PROBLEM:
Repeat exactly each line of the data provided below.
------------------------
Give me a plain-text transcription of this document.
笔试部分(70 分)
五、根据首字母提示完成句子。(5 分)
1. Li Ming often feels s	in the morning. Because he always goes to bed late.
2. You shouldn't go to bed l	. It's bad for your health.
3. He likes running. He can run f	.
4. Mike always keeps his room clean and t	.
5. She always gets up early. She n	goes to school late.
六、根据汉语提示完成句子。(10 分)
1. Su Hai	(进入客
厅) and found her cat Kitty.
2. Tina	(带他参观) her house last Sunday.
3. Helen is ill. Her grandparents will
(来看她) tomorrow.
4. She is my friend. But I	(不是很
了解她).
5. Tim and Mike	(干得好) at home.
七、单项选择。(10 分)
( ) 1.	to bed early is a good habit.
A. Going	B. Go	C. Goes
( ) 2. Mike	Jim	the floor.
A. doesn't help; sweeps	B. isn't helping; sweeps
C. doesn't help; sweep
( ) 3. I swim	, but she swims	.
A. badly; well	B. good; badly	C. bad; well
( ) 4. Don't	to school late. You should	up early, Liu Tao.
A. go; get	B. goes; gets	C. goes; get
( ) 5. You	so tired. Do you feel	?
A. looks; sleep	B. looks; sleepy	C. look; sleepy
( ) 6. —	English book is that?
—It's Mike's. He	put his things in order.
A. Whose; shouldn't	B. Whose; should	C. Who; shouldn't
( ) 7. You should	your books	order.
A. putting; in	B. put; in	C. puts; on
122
------------------------
SOLUTION TO THIS EXERCISE:
Give me a plain-text transcription of this document.
笔试部分(70 分)
五、根据首字母提示完成句子。(5 分)
1. Li Ming often feels s	in the morning. Because he always goes to bed late.
2. You shouldn't go to bed l	. It's bad for your health.
3. He likes running. He can run f	.
4. Mike always keeps his room clean and t	.
5. She always gets up early. She n	goes to school late.
六、根据汉语提示完成句子。(10 分)
1. Su Hai	(进入客
厅) and found her cat Kitty.
2. Tina	(带他参观) her house last Sunday.
3. Helen is ill. Her grandparents will
(来看她) tomorrow.
4. She is my friend. But I	(不是很
了解她).
5. Tim and Mike	(干得好) at home.
七、单项选择。(10 分)
( ) 1.	to bed early is a good habit.
A. Going	B. Go	C. Goes
( ) 2. Mike	Jim	the floor.
A. doesn't help; sweeps	B. isn't helping; sweeps
C. doesn't help; sweep
( ) 3. I swim	, but she swims	.
A. badly; well	B. good; badly	C. bad; well
( ) 4. Don't	to school late. You should	up early, Liu Tao.
A. go; get	B. goes; gets	C. goes; get
( ) 5. You	so tired. Do you feel	?
A. looks; sleep	B. looks; sleepy	C. look; sleepy
( ) 6. —	English book is that?
—It's Mike's. He	put his things in order.
A. Whose; shouldn't	B. Whose; should	C. Who; shouldn't
( ) 7. You should	your books	order.
A. putting; in	B. put; in	C. puts; on
122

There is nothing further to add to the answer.